> WHAT THE EXERCISE ASKS: Without including any pictures, copy each entry below exactly.

-- Start --

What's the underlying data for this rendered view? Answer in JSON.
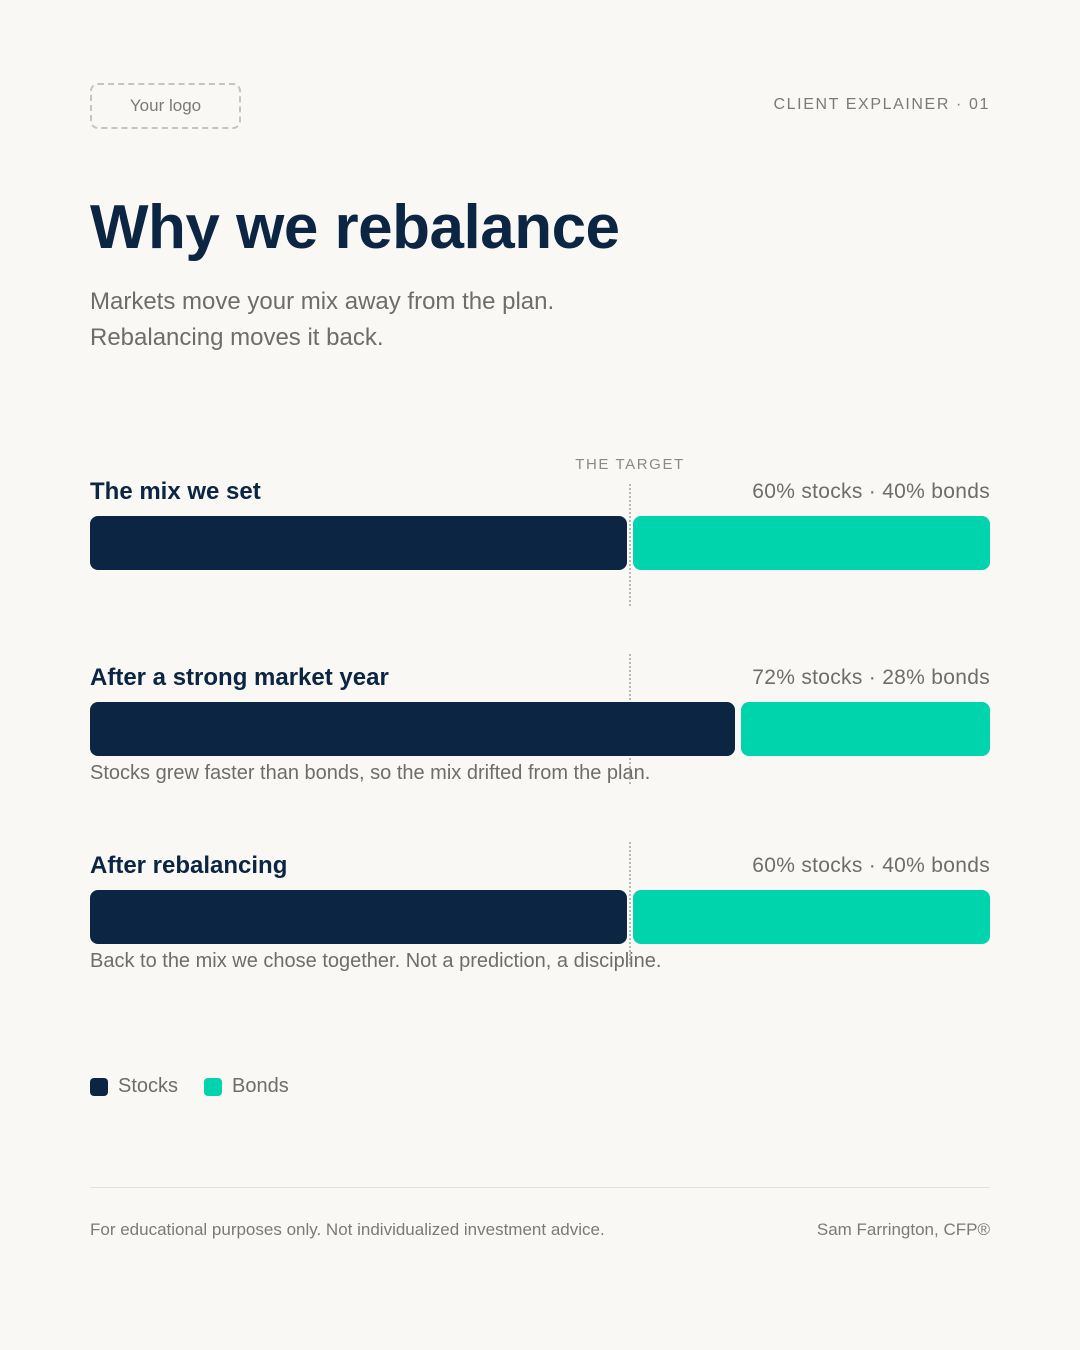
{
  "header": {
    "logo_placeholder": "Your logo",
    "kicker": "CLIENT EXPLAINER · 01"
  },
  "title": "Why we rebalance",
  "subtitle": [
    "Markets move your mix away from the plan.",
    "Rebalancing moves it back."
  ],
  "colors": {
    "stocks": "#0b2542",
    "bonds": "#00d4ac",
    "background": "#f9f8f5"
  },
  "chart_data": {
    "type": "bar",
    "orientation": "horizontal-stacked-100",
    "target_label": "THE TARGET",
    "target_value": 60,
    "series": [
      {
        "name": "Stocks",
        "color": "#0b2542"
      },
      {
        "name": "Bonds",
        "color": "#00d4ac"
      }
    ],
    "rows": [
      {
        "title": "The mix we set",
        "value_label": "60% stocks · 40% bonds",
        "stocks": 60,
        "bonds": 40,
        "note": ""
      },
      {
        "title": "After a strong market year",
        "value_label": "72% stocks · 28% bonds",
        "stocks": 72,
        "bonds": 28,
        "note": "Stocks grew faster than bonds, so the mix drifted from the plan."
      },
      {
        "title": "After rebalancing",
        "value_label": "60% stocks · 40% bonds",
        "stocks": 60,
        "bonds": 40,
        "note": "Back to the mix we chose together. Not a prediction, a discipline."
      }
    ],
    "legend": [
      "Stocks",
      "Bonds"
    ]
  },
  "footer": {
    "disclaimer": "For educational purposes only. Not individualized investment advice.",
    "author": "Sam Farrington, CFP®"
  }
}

-- End --

> THE ANSWER:
What's the underlying data for this rendered view? Answer in JSON.
{
  "header": {
    "logo_placeholder": "Your logo",
    "kicker": "CLIENT EXPLAINER · 01"
  },
  "title": "Why we rebalance",
  "subtitle": [
    "Markets move your mix away from the plan.",
    "Rebalancing moves it back."
  ],
  "colors": {
    "stocks": "#0b2542",
    "bonds": "#00d4ac",
    "background": "#f9f8f5"
  },
  "chart_data": {
    "type": "bar",
    "orientation": "horizontal-stacked-100",
    "target_label": "THE TARGET",
    "target_value": 60,
    "series": [
      {
        "name": "Stocks",
        "color": "#0b2542"
      },
      {
        "name": "Bonds",
        "color": "#00d4ac"
      }
    ],
    "rows": [
      {
        "title": "The mix we set",
        "value_label": "60% stocks · 40% bonds",
        "stocks": 60,
        "bonds": 40,
        "note": ""
      },
      {
        "title": "After a strong market year",
        "value_label": "72% stocks · 28% bonds",
        "stocks": 72,
        "bonds": 28,
        "note": "Stocks grew faster than bonds, so the mix drifted from the plan."
      },
      {
        "title": "After rebalancing",
        "value_label": "60% stocks · 40% bonds",
        "stocks": 60,
        "bonds": 40,
        "note": "Back to the mix we chose together. Not a prediction, a discipline."
      }
    ],
    "legend": [
      "Stocks",
      "Bonds"
    ]
  },
  "footer": {
    "disclaimer": "For educational purposes only. Not individualized investment advice.",
    "author": "Sam Farrington, CFP®"
  }
}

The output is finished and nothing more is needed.